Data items
'''

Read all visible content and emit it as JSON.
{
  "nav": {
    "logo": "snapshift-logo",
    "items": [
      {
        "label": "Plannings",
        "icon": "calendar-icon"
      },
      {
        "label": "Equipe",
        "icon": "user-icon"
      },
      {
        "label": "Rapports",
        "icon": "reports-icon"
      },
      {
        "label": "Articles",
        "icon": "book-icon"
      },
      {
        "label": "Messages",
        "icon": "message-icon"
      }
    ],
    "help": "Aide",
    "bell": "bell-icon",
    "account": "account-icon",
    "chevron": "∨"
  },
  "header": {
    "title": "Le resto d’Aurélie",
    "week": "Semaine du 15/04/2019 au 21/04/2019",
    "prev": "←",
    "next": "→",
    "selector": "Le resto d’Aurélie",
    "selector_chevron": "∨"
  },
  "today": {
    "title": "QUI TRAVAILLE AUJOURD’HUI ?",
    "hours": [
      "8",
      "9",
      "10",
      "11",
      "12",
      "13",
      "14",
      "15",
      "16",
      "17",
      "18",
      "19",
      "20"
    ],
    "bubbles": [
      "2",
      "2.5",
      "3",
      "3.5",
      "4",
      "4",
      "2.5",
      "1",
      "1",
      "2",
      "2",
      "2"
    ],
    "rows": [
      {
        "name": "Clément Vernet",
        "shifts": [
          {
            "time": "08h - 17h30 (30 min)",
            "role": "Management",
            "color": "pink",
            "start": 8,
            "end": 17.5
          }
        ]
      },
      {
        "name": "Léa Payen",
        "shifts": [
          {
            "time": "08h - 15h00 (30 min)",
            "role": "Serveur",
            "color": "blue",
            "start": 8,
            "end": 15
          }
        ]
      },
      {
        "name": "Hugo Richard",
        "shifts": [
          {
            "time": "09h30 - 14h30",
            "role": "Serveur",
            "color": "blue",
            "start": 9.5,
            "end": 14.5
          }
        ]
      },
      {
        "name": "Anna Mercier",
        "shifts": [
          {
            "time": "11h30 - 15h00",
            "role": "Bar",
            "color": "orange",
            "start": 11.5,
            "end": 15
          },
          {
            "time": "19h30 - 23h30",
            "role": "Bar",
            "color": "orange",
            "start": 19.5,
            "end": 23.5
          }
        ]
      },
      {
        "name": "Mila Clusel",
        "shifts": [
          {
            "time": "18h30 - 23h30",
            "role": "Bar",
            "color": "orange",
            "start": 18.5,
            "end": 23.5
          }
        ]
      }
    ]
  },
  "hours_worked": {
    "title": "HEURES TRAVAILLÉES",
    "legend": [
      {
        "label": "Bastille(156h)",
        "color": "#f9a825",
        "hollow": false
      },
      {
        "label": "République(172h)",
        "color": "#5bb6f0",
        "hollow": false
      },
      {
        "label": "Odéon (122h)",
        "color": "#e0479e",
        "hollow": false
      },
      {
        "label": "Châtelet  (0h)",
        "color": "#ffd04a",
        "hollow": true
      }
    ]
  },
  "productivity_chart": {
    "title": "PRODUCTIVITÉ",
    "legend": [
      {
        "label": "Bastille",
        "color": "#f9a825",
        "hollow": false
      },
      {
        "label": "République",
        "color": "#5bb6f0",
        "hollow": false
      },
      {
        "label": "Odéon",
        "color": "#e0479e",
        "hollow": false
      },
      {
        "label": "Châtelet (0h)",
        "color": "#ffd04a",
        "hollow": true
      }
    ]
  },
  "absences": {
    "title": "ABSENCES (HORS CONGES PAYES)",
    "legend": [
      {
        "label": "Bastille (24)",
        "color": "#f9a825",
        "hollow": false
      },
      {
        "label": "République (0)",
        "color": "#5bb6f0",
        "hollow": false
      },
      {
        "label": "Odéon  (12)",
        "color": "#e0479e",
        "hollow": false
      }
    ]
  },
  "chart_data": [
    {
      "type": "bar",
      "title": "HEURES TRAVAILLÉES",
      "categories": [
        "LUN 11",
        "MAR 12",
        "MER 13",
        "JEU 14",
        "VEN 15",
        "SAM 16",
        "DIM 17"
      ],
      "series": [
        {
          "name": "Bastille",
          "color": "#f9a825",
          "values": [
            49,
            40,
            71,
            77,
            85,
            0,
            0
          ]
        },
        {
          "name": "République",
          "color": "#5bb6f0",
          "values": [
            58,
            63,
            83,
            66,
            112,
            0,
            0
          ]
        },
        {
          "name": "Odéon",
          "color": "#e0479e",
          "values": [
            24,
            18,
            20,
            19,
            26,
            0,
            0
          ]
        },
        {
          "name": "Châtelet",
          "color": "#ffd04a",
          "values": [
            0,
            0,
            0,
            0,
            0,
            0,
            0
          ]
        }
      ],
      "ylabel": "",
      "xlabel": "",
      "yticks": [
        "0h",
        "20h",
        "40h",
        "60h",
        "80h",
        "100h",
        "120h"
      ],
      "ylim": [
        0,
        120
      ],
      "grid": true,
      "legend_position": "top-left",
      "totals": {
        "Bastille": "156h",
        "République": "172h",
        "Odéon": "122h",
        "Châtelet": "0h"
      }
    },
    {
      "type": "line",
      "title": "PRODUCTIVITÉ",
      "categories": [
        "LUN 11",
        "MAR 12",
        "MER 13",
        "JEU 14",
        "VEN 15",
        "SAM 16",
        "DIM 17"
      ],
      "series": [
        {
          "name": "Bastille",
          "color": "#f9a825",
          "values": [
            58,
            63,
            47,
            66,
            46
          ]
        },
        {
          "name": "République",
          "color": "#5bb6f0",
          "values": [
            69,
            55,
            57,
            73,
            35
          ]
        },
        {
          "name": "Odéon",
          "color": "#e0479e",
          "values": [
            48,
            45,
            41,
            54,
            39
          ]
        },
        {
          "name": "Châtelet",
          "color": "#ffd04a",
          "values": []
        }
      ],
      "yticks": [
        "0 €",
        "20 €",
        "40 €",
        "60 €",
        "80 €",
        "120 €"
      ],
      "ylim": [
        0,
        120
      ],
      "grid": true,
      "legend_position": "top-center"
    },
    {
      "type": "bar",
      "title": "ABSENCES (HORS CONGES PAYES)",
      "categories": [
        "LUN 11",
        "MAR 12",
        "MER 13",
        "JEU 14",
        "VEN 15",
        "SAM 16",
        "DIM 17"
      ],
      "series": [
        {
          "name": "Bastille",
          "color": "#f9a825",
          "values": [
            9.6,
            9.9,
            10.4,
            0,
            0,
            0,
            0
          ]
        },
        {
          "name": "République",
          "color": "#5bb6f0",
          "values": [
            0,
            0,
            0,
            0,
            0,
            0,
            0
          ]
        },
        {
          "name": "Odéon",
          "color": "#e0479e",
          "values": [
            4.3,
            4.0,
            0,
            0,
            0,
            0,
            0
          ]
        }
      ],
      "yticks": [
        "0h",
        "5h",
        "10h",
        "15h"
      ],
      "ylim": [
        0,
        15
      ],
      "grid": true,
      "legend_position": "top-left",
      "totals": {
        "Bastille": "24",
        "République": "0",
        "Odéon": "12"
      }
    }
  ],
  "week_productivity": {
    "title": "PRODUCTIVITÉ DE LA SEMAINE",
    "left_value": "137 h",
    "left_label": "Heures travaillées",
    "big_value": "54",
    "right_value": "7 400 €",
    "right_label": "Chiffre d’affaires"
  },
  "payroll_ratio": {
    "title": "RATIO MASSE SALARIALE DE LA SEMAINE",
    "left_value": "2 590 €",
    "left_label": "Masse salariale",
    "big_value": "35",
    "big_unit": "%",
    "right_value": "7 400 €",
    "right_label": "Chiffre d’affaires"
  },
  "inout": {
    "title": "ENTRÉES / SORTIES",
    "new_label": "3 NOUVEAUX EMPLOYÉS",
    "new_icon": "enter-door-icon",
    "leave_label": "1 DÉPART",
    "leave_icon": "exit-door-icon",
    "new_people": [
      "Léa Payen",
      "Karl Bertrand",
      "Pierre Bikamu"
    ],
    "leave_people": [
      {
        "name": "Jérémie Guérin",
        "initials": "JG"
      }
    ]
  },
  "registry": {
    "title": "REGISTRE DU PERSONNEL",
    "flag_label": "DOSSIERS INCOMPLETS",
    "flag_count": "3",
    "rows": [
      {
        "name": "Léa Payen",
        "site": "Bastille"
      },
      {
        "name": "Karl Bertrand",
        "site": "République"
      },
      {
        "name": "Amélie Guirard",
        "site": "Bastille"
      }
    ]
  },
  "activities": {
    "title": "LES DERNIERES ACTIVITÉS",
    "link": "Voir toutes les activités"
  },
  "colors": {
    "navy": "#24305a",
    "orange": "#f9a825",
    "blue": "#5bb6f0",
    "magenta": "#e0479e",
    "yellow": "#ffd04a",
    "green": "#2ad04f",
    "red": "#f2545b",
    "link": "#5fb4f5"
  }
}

'''

Find the word "PRODUCTIVITÉ" in the data and show each line that holds it.

◆ Task solution ◆
    "title": "PRODUCTIVITÉ",
      "title": "PRODUCTIVITÉ",
    "title": "PRODUCTIVITÉ DE LA SEMAINE",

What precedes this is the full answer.